### EXERCISE DESCRIPTION
Leave out the pictures and reproduce all of the data exactly.
· · · · ·
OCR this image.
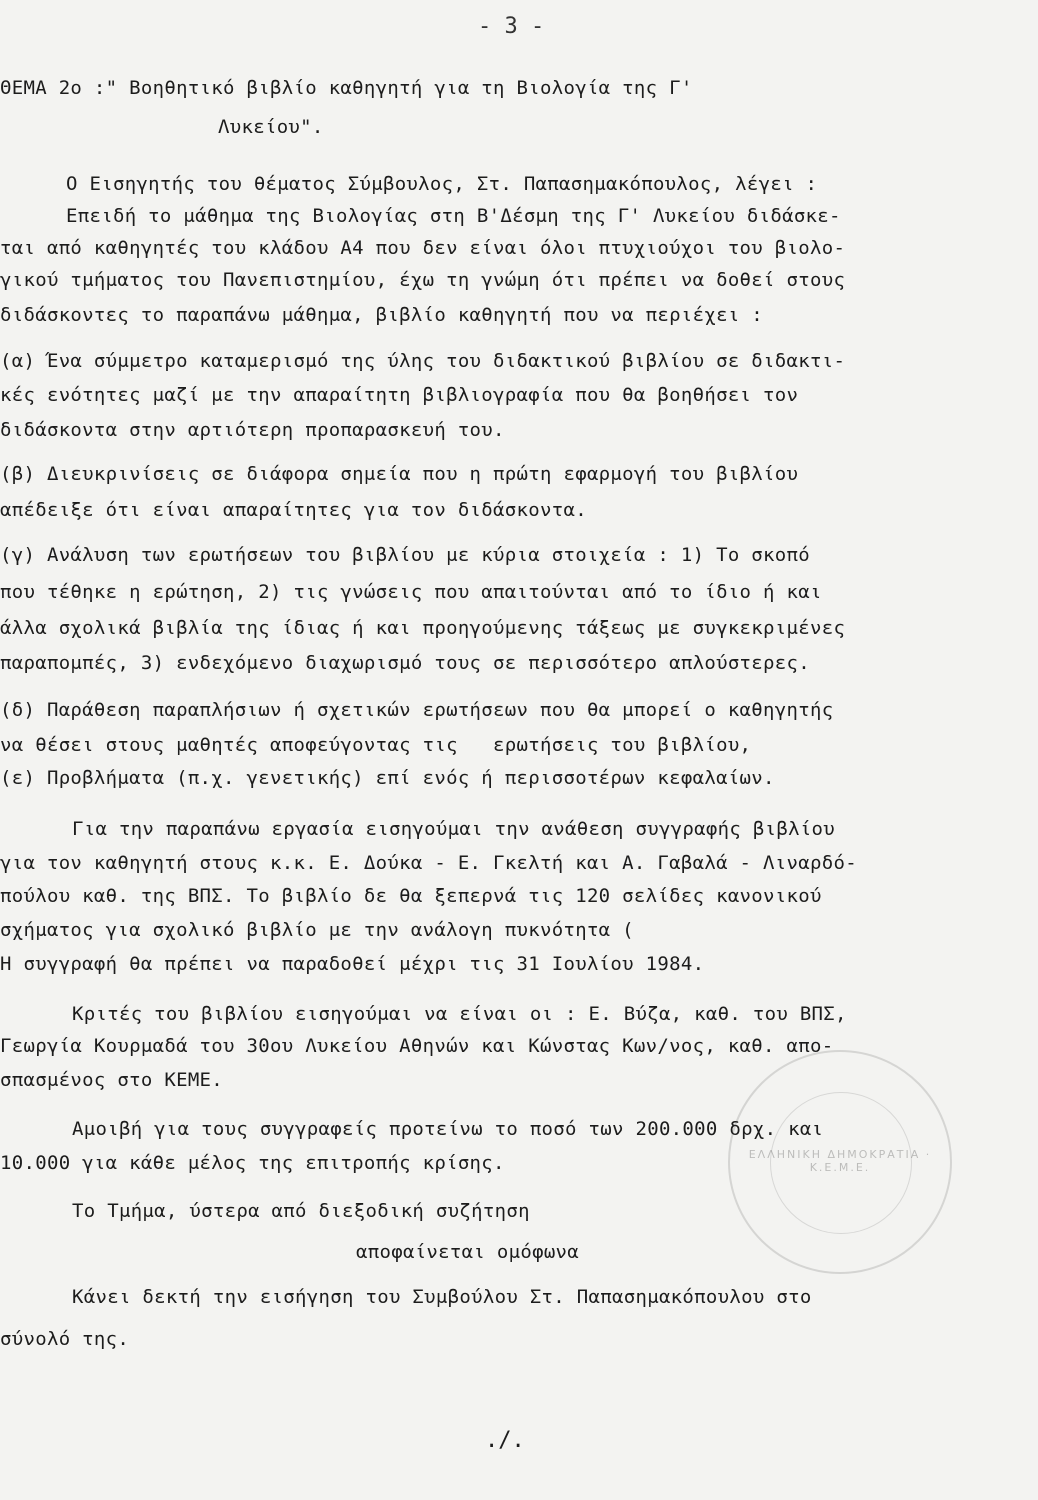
- 3 -
ΘΕΜΑ 2ο :" Βοηθητικό βιβλίο καθηγητή για τη Βιολογία της Γ'
Λυκείου".
Ο Εισηγητής του θέματος Σύμβουλος, Στ. Παπασημακόπουλος, λέγει :
Επειδή το μάθημα της Βιολογίας στη Β'Δέσμη της Γ' Λυκείου διδάσκε-
ται από καθηγητές του κλάδου Α4 που δεν είναι όλοι πτυχιούχοι του βιολο-
γικού τμήματος του Πανεπιστημίου, έχω τη γνώμη ότι πρέπει να δοθεί στους
διδάσκοντες το παραπάνω μάθημα, βιβλίο καθηγητή που να περιέχει :
(α) Ένα σύμμετρο καταμερισμό της ύλης του διδακτικού βιβλίου σε διδακτι-
κές ενότητες μαζί με την απαραίτητη βιβλιογραφία που θα βοηθήσει τον
διδάσκοντα στην αρτιότερη προπαρασκευή του.
(β) Διευκρινίσεις σε διάφορα σημεία που η πρώτη εφαρμογή του βιβλίου
απέδειξε ότι είναι απαραίτητες για τον διδάσκοντα.
(γ) Ανάλυση των ερωτήσεων του βιβλίου με κύρια στοιχεία : 1) Το σκοπό
που τέθηκε η ερώτηση, 2) τις γνώσεις που απαιτούνται από το ίδιο ή και
άλλα σχολικά βιβλία της ίδιας ή και προηγούμενης τάξεως με συγκεκριμένες
παραπομπές, 3) ενδεχόμενο διαχωρισμό τους σε περισσότερο απλούστερες.
(δ) Παράθεση παραπλήσιων ή σχετικών ερωτήσεων που θα μπορεί ο καθηγητής
να θέσει στους μαθητές αποφεύγοντας τις   ερωτήσεις του βιβλίου,
(ε) Προβλήματα (π.χ. γενετικής) επί ενός ή περισσοτέρων κεφαλαίων.
Για την παραπάνω εργασία εισηγούμαι την ανάθεση συγγραφής βιβλίου
για τον καθηγητή στους κ.κ. Ε. Δούκα - Ε. Γκελτή και Α. Γαβαλά - Λιναρδό-
πούλου καθ. της ΒΠΣ. Το βιβλίο δε θα ξεπερνά τις 120 σελίδες κανονικού
σχήματος για σχολικό βιβλίο με την ανάλογη πυκνότητα (
Η συγγραφή θα πρέπει να παραδοθεί μέχρι τις 31 Ιουλίου 1984.
Κριτές του βιβλίου εισηγούμαι να είναι οι : Ε. Βύζα, καθ. του ΒΠΣ,
Γεωργία Κουρμαδά του 30ου Λυκείου Αθηνών και Κώνστας Κων/νος, καθ. απο-
σπασμένος στο ΚΕΜΕ.
Αμοιβή για τους συγγραφείς προτείνω το ποσό των 200.000 δρχ. και
10.000 για κάθε μέλος της επιτροπής κρίσης.
Το Τμήμα, ύστερα από διεξοδική συζήτηση
αποφαίνεται ομόφωνα
Κάνει δεκτή την εισήγηση του Συμβούλου Στ. Παπασημακόπουλου στο
σύνολό της.
ΕΛΛΗΝΙΚΗ ΔΗΜΟΚΡΑΤΙΑ · Κ.Ε.Μ.Ε.
./.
· · · · ·
### COMPLETE RESPONSE
OCR this image.
- 3 -
ΘΕΜΑ 2ο :" Βοηθητικό βιβλίο καθηγητή για τη Βιολογία της Γ'
Λυκείου".
Ο Εισηγητής του θέματος Σύμβουλος, Στ. Παπασημακόπουλος, λέγει :
Επειδή το μάθημα της Βιολογίας στη Β'Δέσμη της Γ' Λυκείου διδάσκε-
ται από καθηγητές του κλάδου Α4 που δεν είναι όλοι πτυχιούχοι του βιολο-
γικού τμήματος του Πανεπιστημίου, έχω τη γνώμη ότι πρέπει να δοθεί στους
διδάσκοντες το παραπάνω μάθημα, βιβλίο καθηγητή που να περιέχει :
(α) Ένα σύμμετρο καταμερισμό της ύλης του διδακτικού βιβλίου σε διδακτι-
κές ενότητες μαζί με την απαραίτητη βιβλιογραφία που θα βοηθήσει τον
διδάσκοντα στην αρτιότερη προπαρασκευή του.
(β) Διευκρινίσεις σε διάφορα σημεία που η πρώτη εφαρμογή του βιβλίου
απέδειξε ότι είναι απαραίτητες για τον διδάσκοντα.
(γ) Ανάλυση των ερωτήσεων του βιβλίου με κύρια στοιχεία : 1) Το σκοπό
που τέθηκε η ερώτηση, 2) τις γνώσεις που απαιτούνται από το ίδιο ή και
άλλα σχολικά βιβλία της ίδιας ή και προηγούμενης τάξεως με συγκεκριμένες
παραπομπές, 3) ενδεχόμενο διαχωρισμό τους σε περισσότερο απλούστερες.
(δ) Παράθεση παραπλήσιων ή σχετικών ερωτήσεων που θα μπορεί ο καθηγητής
να θέσει στους μαθητές αποφεύγοντας τις   ερωτήσεις του βιβλίου,
(ε) Προβλήματα (π.χ. γενετικής) επί ενός ή περισσοτέρων κεφαλαίων.
Για την παραπάνω εργασία εισηγούμαι την ανάθεση συγγραφής βιβλίου
για τον καθηγητή στους κ.κ. Ε. Δούκα - Ε. Γκελτή και Α. Γαβαλά - Λιναρδό-
πούλου καθ. της ΒΠΣ. Το βιβλίο δε θα ξεπερνά τις 120 σελίδες κανονικού
σχήματος για σχολικό βιβλίο με την ανάλογη πυκνότητα (
Η συγγραφή θα πρέπει να παραδοθεί μέχρι τις 31 Ιουλίου 1984.
Κριτές του βιβλίου εισηγούμαι να είναι οι : Ε. Βύζα, καθ. του ΒΠΣ,
Γεωργία Κουρμαδά του 30ου Λυκείου Αθηνών και Κώνστας Κων/νος, καθ. απο-
σπασμένος στο ΚΕΜΕ.
Αμοιβή για τους συγγραφείς προτείνω το ποσό των 200.000 δρχ. και
10.000 για κάθε μέλος της επιτροπής κρίσης.
Το Τμήμα, ύστερα από διεξοδική συζήτηση
αποφαίνεται ομόφωνα
Κάνει δεκτή την εισήγηση του Συμβούλου Στ. Παπασημακόπουλου στο
σύνολό της.
ΕΛΛΗΝΙΚΗ ΔΗΜΟΚΡΑΤΙΑ · Κ.Ε.Μ.Ε.
./.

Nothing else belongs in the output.